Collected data
◆ ◆ ◆ ◆

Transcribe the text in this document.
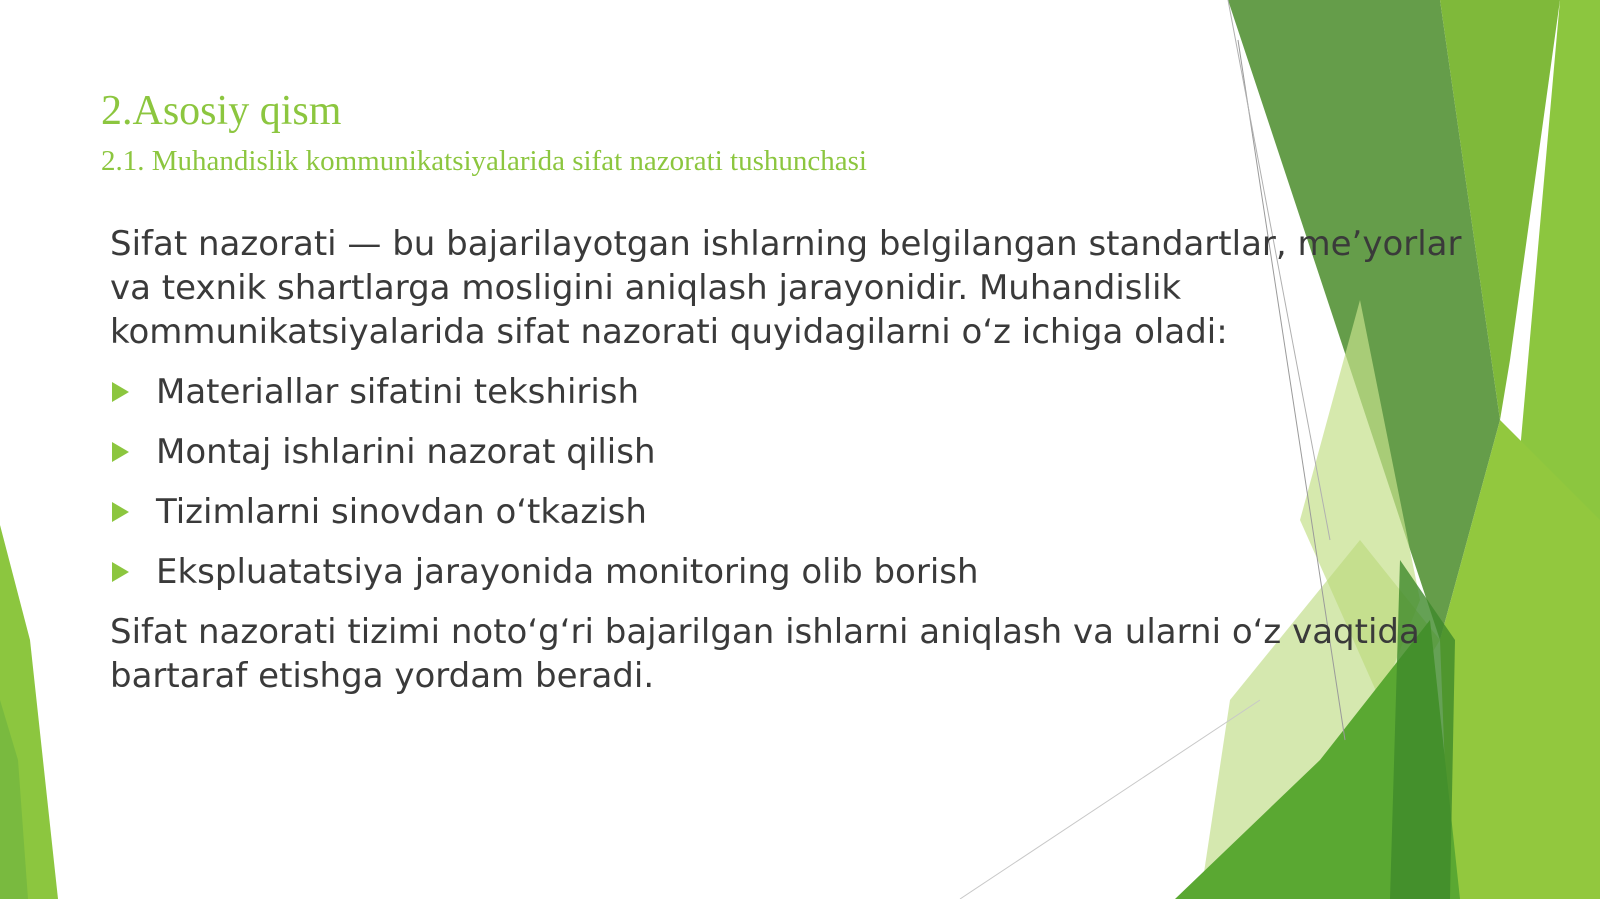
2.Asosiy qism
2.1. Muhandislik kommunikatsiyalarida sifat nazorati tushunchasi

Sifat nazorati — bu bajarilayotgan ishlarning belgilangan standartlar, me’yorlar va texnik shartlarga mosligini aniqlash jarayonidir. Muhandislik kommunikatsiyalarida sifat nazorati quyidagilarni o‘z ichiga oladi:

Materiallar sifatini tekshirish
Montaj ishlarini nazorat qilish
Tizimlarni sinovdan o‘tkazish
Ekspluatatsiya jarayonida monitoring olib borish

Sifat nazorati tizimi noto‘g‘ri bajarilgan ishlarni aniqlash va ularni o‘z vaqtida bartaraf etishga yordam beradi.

◆ ◆ ◆ ◆

• [What the task asks]: Every line above should be returned word for word, with the pictures left behind.

• [Response]:
Transcribe the text in this document.
2.Asosiy qism
2.1. Muhandislik kommunikatsiyalarida sifat nazorati tushunchasi

Sifat nazorati — bu bajarilayotgan ishlarning belgilangan standartlar, me’yorlar va texnik shartlarga mosligini aniqlash jarayonidir. Muhandislik kommunikatsiyalarida sifat nazorati quyidagilarni o‘z ichiga oladi:

Materiallar sifatini tekshirish
Montaj ishlarini nazorat qilish
Tizimlarni sinovdan o‘tkazish
Ekspluatatsiya jarayonida monitoring olib borish

Sifat nazorati tizimi noto‘g‘ri bajarilgan ishlarni aniqlash va ularni o‘z vaqtida bartaraf etishga yordam beradi.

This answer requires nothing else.